Dataset excerpt:
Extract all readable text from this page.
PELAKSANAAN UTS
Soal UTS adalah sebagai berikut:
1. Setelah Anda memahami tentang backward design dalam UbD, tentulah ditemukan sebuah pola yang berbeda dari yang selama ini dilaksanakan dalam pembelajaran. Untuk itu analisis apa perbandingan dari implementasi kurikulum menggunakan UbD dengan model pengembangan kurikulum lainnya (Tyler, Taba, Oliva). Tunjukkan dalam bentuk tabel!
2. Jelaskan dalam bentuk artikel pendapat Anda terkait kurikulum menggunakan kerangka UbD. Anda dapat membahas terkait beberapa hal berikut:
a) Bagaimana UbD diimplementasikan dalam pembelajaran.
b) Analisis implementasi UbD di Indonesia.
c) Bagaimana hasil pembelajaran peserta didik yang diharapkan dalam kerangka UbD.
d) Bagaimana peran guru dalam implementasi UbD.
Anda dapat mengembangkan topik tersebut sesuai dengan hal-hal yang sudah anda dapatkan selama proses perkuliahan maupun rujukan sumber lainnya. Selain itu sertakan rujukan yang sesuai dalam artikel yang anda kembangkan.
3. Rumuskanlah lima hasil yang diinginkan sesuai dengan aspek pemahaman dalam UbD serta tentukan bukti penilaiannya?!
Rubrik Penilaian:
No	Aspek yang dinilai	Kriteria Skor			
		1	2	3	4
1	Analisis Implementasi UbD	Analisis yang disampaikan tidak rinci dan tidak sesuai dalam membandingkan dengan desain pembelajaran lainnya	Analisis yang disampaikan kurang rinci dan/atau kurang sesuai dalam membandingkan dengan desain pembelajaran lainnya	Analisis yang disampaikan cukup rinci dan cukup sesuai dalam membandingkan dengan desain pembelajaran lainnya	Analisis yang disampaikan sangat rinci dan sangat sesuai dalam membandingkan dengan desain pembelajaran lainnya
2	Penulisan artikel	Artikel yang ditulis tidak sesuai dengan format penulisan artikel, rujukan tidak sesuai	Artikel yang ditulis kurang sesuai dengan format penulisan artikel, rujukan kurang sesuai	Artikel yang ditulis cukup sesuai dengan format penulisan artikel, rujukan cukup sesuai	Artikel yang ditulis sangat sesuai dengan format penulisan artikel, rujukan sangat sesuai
...
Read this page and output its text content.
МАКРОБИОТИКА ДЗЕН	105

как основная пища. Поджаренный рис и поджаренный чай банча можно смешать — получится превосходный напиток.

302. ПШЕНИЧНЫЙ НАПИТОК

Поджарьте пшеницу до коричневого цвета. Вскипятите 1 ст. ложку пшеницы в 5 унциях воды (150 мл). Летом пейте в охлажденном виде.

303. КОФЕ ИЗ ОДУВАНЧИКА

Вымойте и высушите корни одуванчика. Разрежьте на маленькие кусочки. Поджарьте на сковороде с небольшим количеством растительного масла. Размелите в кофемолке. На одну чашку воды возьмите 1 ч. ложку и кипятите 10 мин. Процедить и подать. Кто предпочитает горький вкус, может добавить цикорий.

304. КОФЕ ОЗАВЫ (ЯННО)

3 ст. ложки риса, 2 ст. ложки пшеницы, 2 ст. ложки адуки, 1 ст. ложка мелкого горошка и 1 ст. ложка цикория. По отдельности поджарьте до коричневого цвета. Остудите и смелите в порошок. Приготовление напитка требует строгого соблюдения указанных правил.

[PROBLEM TO WORK ON]:
Show the lines of the records that contain the word "Bagaimana".

[COMPLETED EXERCISE]:
a) Bagaimana UbD diimplementasikan dalam pembelajaran.
c) Bagaimana hasil pembelajaran peserta didik yang diharapkan dalam kerangka UbD.
d) Bagaimana peran guru dalam implementasi UbD.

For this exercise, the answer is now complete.